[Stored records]
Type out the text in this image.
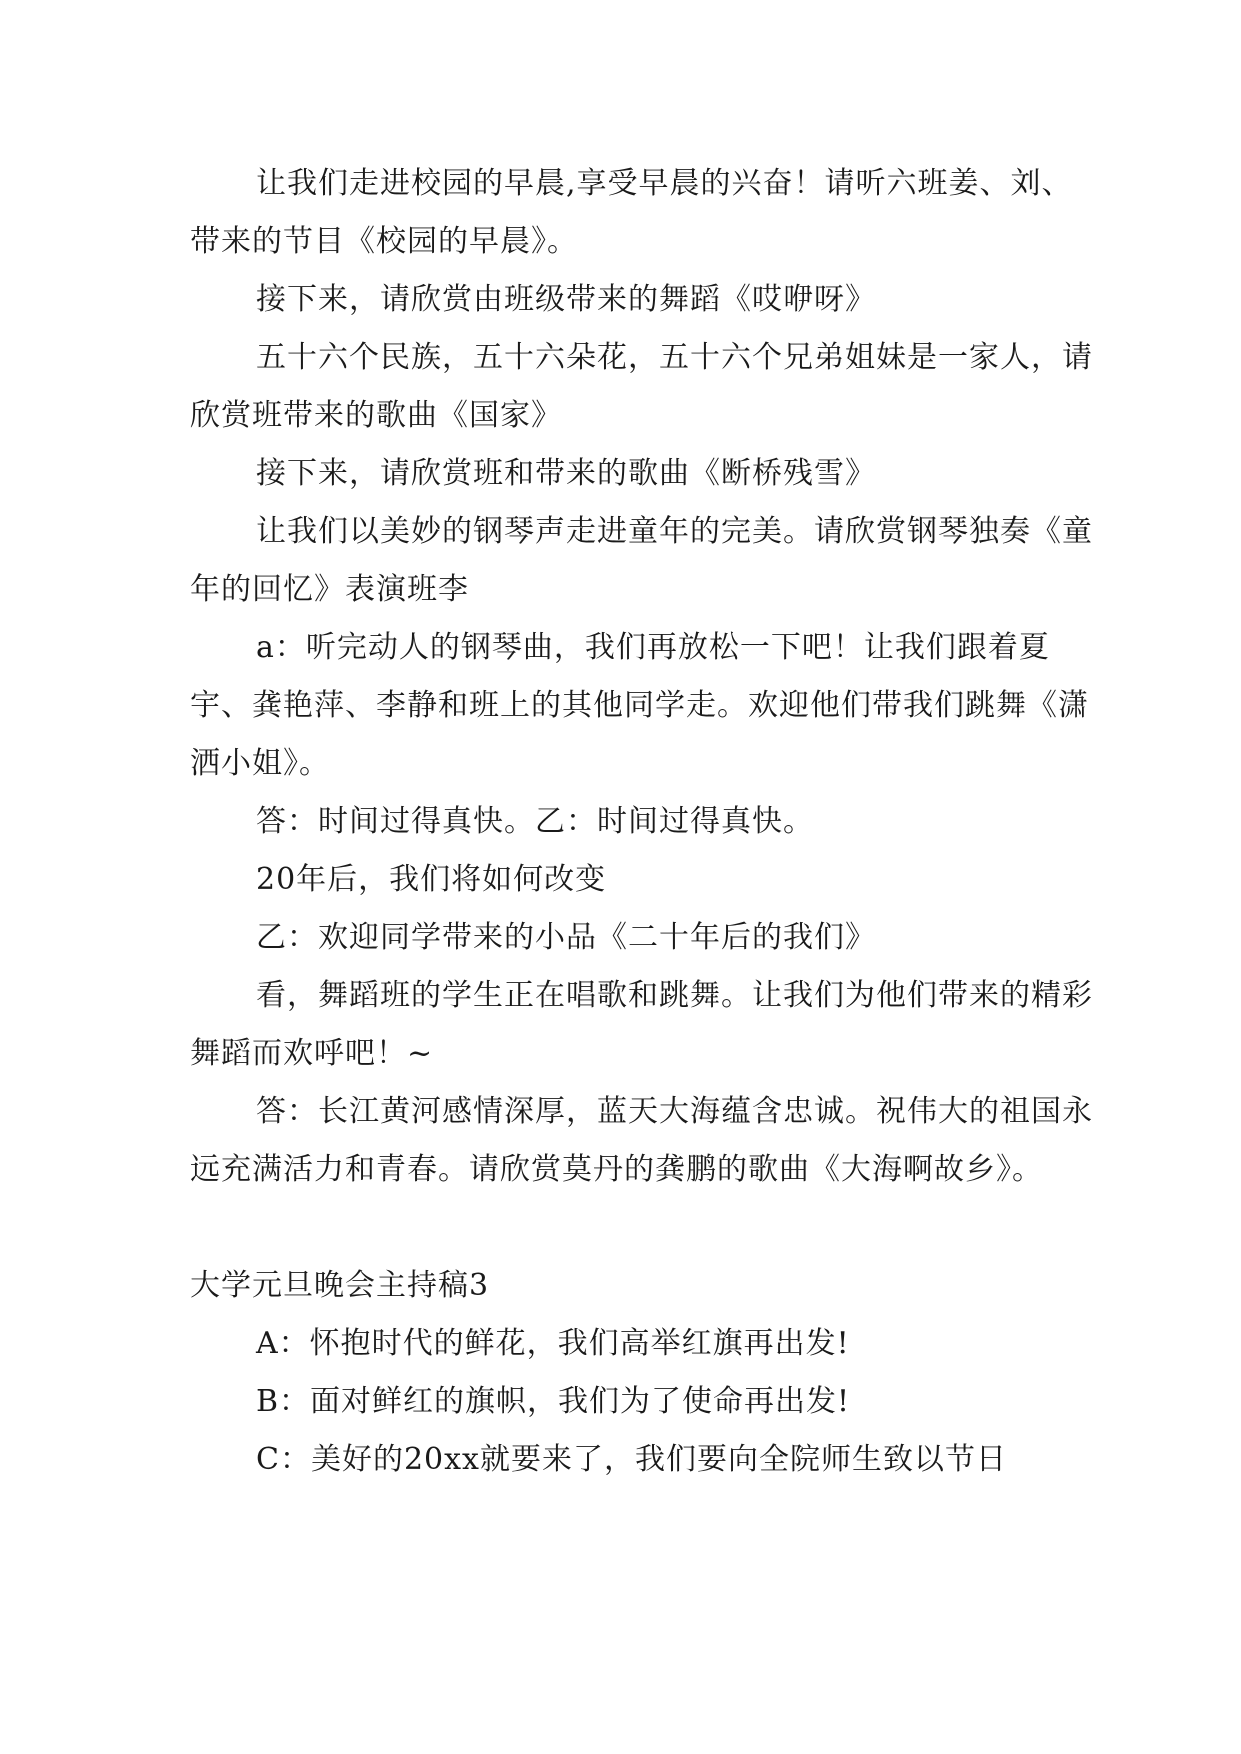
让我们走进校园的早晨,享受早晨的兴奋！请听六班姜、刘、带来的节目《校园的早晨》。

接下来，请欣赏由班级带来的舞蹈《哎咿呀》

五十六个民族，五十六朵花，五十六个兄弟姐妹是一家人，请欣赏班带来的歌曲《国家》

接下来，请欣赏班和带来的歌曲《断桥残雪》

让我们以美妙的钢琴声走进童年的完美。请欣赏钢琴独奏《童年的回忆》表演班李

a：听完动人的钢琴曲，我们再放松一下吧！让我们跟着夏宇、龚艳萍、李静和班上的其他同学走。欢迎他们带我们跳舞《潇洒小姐》。

答：时间过得真快。乙：时间过得真快。

20年后，我们将如何改变

乙：欢迎同学带来的小品《二十年后的我们》

看，舞蹈班的学生正在唱歌和跳舞。让我们为他们带来的精彩舞蹈而欢呼吧！~

答：长江黄河感情深厚，蓝天大海蕴含忠诚。祝伟大的祖国永远充满活力和青春。请欣赏莫丹的龚鹏的歌曲《大海啊故乡》。

大学元旦晚会主持稿3

A：怀抱时代的鲜花，我们高举红旗再出发!

B：面对鲜红的旗帜，我们为了使命再出发!

C：美好的20xx就要来了，我们要向全院师生致以节日
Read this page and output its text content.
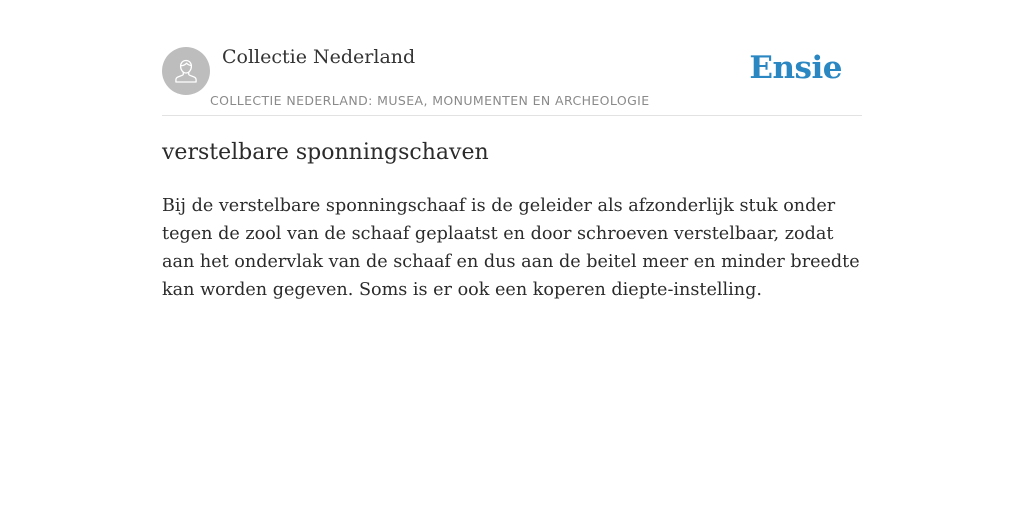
Collectie Nederland
COLLECTIE NEDERLAND: MUSEA, MONUMENTEN EN ARCHEOLOGIE
Ensie
verstelbare sponningschaven

Bij de verstelbare sponningschaaf is de geleider als afzonderlijk stuk onder tegen de zool van de schaaf geplaatst en door schroeven verstelbaar, zodat aan het ondervlak van de schaaf en dus aan de beitel meer en minder breedte kan worden gegeven. Soms is er ook een koperen diepte-instelling.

▸ Problem statement: Scan the data above and copy every line with "text" in it.

▸ Exercise answer:
Type out the text in this image.
Read this page and output its text content.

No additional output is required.